• [WORK TO BE COMPLETED]
Copy out all lines where "bollinger" appears.

• [Entries with figure data]
::::::::::
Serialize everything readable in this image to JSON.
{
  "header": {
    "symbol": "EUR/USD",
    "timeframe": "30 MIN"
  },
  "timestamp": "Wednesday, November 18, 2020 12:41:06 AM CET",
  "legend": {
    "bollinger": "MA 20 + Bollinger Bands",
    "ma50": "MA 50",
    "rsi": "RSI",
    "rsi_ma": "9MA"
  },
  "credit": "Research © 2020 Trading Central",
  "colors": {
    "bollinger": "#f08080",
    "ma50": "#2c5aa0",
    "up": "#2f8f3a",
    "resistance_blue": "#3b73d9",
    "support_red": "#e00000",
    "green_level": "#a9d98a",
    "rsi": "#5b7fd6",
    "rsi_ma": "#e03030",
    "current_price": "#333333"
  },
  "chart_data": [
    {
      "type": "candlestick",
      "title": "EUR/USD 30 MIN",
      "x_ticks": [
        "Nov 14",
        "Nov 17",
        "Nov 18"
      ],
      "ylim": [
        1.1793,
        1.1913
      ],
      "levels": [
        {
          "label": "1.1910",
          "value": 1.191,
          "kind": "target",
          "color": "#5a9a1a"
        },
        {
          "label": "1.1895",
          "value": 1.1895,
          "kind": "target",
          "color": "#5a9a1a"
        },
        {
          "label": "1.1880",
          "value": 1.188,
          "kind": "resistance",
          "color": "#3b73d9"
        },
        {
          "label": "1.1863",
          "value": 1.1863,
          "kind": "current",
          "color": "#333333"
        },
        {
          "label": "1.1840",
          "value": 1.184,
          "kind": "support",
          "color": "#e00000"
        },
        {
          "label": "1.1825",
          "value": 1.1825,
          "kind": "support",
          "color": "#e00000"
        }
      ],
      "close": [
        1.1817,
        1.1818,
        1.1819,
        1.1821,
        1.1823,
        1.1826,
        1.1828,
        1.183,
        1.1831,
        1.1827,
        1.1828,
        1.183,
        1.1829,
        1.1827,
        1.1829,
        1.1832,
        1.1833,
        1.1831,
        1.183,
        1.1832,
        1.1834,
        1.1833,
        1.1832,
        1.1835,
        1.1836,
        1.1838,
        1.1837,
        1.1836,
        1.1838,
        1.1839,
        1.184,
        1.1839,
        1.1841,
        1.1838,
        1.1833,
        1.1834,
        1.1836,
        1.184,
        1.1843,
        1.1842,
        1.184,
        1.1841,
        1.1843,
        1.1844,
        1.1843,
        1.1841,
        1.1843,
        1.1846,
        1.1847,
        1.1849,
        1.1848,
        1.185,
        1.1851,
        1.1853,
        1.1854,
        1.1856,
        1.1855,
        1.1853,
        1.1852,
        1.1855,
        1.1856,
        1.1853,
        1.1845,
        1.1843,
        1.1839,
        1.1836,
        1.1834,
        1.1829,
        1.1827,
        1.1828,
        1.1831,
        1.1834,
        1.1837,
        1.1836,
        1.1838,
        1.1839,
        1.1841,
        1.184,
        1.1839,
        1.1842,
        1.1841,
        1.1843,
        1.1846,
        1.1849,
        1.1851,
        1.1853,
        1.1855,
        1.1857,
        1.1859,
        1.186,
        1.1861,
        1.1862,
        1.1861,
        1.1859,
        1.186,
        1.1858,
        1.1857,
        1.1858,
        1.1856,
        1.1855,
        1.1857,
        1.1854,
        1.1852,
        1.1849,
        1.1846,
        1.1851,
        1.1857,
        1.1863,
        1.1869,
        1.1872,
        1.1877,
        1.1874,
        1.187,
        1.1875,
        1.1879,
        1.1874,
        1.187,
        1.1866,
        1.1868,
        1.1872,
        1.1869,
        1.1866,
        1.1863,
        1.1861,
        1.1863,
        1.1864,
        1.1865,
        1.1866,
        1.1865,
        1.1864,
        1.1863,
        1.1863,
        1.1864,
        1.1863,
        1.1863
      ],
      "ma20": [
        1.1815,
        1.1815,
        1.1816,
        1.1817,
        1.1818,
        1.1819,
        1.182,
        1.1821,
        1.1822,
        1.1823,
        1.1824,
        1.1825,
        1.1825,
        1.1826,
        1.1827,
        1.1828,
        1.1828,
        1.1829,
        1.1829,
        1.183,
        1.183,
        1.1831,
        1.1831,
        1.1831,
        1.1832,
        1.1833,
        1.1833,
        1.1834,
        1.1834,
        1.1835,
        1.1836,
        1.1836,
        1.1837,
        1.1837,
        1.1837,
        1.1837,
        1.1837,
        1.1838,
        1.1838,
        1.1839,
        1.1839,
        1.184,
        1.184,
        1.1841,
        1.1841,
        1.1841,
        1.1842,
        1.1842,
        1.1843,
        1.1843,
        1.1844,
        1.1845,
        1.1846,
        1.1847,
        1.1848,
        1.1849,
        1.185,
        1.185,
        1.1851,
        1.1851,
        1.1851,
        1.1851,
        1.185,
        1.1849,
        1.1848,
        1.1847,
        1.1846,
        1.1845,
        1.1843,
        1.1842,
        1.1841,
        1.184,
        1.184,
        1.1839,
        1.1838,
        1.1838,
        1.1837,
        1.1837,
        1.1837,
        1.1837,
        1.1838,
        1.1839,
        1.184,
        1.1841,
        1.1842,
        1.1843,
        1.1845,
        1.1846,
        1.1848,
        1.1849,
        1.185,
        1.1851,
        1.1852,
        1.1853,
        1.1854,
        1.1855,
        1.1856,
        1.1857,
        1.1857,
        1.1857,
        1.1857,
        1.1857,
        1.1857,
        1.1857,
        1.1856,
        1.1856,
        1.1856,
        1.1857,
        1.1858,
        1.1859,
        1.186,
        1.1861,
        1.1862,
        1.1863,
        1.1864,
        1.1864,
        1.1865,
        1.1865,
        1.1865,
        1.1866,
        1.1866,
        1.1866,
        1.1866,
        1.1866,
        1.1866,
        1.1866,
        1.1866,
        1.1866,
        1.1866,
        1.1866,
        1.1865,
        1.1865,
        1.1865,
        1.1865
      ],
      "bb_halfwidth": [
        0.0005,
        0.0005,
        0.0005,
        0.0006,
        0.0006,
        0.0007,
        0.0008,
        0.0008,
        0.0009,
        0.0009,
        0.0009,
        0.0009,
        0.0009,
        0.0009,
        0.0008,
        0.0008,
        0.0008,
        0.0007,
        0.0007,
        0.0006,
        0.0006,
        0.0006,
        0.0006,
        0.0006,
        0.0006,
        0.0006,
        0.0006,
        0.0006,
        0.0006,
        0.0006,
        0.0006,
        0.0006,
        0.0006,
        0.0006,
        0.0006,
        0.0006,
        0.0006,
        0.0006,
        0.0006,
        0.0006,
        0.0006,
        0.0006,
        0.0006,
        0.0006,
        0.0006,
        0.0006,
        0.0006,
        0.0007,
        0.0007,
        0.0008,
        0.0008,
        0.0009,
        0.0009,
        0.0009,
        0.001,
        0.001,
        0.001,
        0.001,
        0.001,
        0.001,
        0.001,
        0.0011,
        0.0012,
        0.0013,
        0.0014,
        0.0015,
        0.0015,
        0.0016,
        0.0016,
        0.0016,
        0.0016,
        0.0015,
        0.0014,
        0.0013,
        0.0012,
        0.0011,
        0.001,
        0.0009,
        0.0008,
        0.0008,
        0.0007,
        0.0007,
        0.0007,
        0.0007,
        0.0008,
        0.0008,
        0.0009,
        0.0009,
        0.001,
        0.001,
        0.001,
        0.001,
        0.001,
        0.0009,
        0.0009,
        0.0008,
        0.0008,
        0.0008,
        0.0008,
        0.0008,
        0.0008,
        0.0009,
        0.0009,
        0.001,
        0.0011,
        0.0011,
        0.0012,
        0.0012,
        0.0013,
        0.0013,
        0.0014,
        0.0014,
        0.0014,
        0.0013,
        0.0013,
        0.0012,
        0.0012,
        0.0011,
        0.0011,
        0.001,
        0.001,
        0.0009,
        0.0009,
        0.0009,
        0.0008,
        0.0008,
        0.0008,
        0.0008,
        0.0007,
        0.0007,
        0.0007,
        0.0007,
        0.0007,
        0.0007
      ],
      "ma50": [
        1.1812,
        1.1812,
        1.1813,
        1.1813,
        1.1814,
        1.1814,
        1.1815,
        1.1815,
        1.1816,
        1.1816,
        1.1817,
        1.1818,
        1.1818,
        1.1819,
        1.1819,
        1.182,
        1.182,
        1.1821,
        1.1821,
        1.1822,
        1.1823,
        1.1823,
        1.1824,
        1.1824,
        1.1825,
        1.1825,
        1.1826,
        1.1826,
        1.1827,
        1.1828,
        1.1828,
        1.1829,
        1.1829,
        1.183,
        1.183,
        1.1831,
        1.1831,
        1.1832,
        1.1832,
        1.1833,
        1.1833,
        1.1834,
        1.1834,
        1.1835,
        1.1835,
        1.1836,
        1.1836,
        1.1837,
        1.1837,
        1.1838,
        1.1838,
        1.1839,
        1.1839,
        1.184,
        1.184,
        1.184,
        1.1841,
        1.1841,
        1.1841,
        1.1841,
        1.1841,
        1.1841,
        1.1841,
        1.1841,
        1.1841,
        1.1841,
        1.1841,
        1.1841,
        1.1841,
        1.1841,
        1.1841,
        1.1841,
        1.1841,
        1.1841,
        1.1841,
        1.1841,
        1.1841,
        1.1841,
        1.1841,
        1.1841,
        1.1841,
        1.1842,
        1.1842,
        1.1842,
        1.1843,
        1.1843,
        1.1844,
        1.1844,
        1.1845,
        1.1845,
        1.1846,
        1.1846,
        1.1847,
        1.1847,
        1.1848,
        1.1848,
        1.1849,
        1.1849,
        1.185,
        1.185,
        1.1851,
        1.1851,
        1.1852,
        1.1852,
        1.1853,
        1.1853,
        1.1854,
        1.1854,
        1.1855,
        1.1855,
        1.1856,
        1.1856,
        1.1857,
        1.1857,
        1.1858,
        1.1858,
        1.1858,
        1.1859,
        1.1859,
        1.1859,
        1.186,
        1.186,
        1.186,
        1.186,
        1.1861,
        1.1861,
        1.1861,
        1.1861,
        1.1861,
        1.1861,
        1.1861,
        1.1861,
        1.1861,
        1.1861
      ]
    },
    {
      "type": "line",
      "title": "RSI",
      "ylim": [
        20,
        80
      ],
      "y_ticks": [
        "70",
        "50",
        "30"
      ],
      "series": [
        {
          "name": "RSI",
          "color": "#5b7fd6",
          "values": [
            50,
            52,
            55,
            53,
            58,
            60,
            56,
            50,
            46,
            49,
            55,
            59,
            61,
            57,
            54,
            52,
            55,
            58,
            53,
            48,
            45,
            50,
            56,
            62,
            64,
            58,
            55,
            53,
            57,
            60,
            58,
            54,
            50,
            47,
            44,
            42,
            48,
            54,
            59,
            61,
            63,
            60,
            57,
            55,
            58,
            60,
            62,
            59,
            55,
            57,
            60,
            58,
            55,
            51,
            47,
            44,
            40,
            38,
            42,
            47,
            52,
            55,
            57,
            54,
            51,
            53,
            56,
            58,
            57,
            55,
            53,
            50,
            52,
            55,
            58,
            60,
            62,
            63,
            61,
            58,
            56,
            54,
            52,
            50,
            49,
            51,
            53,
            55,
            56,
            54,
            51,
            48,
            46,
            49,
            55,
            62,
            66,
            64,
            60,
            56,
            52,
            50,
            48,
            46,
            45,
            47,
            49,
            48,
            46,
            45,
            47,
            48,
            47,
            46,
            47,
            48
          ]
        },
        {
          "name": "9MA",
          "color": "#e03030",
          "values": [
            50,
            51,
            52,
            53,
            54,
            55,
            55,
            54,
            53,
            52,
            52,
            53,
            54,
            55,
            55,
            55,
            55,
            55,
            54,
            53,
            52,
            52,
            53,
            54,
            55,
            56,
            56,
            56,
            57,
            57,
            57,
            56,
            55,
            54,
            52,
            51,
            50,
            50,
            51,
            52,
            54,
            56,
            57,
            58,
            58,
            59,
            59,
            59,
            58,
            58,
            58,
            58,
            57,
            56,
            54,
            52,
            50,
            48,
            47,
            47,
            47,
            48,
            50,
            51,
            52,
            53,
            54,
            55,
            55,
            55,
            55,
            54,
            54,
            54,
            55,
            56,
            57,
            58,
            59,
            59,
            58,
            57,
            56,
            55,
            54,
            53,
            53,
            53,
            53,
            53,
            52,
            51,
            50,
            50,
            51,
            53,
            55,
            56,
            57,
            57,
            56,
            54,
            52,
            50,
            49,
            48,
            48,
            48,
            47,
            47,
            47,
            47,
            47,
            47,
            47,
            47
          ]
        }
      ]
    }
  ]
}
::::::::::
• [PROBLEM SOLUTION]
    "bollinger": "MA 20 + Bollinger Bands",
    "bollinger": "#f08080",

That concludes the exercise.